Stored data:
################
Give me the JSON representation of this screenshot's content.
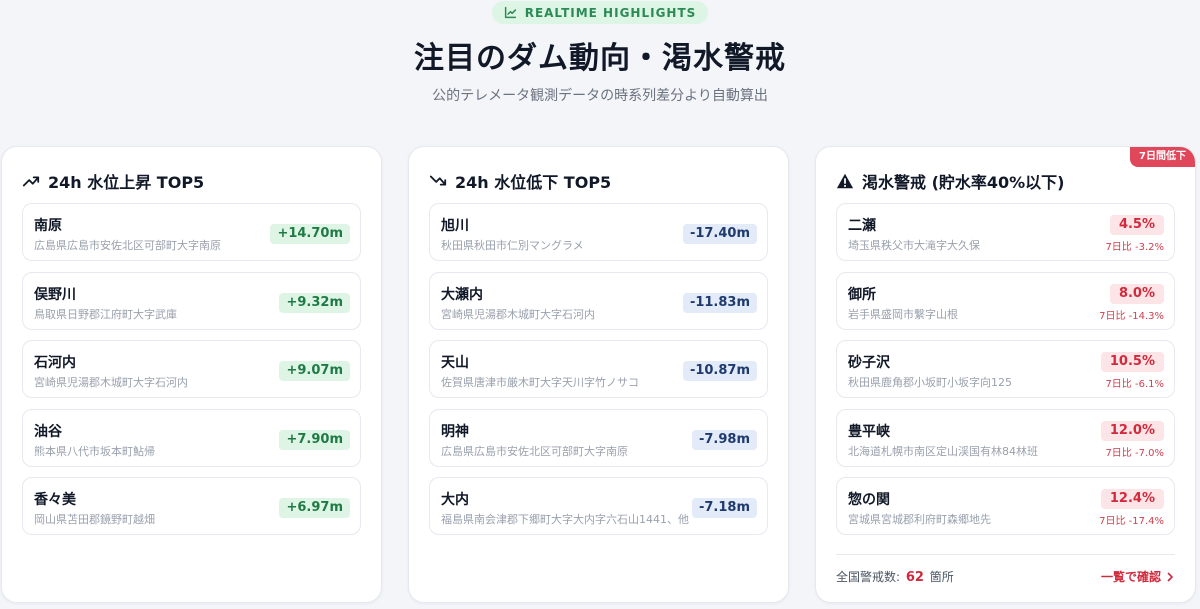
{
  "header": {
    "badge": "REALTIME HIGHLIGHTS",
    "title": "注目のダム動向・渇水警戒",
    "subtitle": "公的テレメータ観測データの時系列差分より自動算出"
  },
  "rise": {
    "title": "24h 水位上昇 TOP5",
    "items": [
      {
        "name": "南原",
        "address": "広島県広島市安佐北区可部町大字南原",
        "value": "+14.70m"
      },
      {
        "name": "俣野川",
        "address": "鳥取県日野郡江府町大字武庫",
        "value": "+9.32m"
      },
      {
        "name": "石河内",
        "address": "宮崎県児湯郡木城町大字石河内",
        "value": "+9.07m"
      },
      {
        "name": "油谷",
        "address": "熊本県八代市坂本町鮎帰",
        "value": "+7.90m"
      },
      {
        "name": "香々美",
        "address": "岡山県苫田郡鏡野町越畑",
        "value": "+6.97m"
      }
    ]
  },
  "fall": {
    "title": "24h 水位低下 TOP5",
    "items": [
      {
        "name": "旭川",
        "address": "秋田県秋田市仁別マングラメ",
        "value": "-17.40m"
      },
      {
        "name": "大瀬内",
        "address": "宮崎県児湯郡木城町大字石河内",
        "value": "-11.83m"
      },
      {
        "name": "天山",
        "address": "佐賀県唐津市厳木町大字天川字竹ノサコ",
        "value": "-10.87m"
      },
      {
        "name": "明神",
        "address": "広島県広島市安佐北区可部町大字南原",
        "value": "-7.98m"
      },
      {
        "name": "大内",
        "address": "福島県南会津郡下郷町大字大内字六石山1441、他",
        "value": "-7.18m"
      }
    ]
  },
  "drought": {
    "title": "渇水警戒 (貯水率40%以下)",
    "ribbon": "7日間低下",
    "items": [
      {
        "name": "二瀬",
        "address": "埼玉県秩父市大滝字大久保",
        "rate": "4.5%",
        "delta": "7日比 -3.2%"
      },
      {
        "name": "御所",
        "address": "岩手県盛岡市繋字山根",
        "rate": "8.0%",
        "delta": "7日比 -14.3%"
      },
      {
        "name": "砂子沢",
        "address": "秋田県鹿角郡小坂町小坂字向125",
        "rate": "10.5%",
        "delta": "7日比 -6.1%"
      },
      {
        "name": "豊平峡",
        "address": "北海道札幌市南区定山渓国有林84林班",
        "rate": "12.0%",
        "delta": "7日比 -7.0%"
      },
      {
        "name": "惣の関",
        "address": "宮城県宮城郡利府町森郷地先",
        "rate": "12.4%",
        "delta": "7日比 -17.4%"
      }
    ],
    "footer_prefix": "全国警戒数:",
    "footer_count": "62",
    "footer_suffix": "箇所",
    "link": "一覧で確認"
  }
}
################
▸ Work to be completed
Return all lines with the word "渇水警戒" in them.

▸ Written answer
    "title": "注目のダム動向・渇水警戒",
    "title": "渇水警戒 (貯水率40%以下)",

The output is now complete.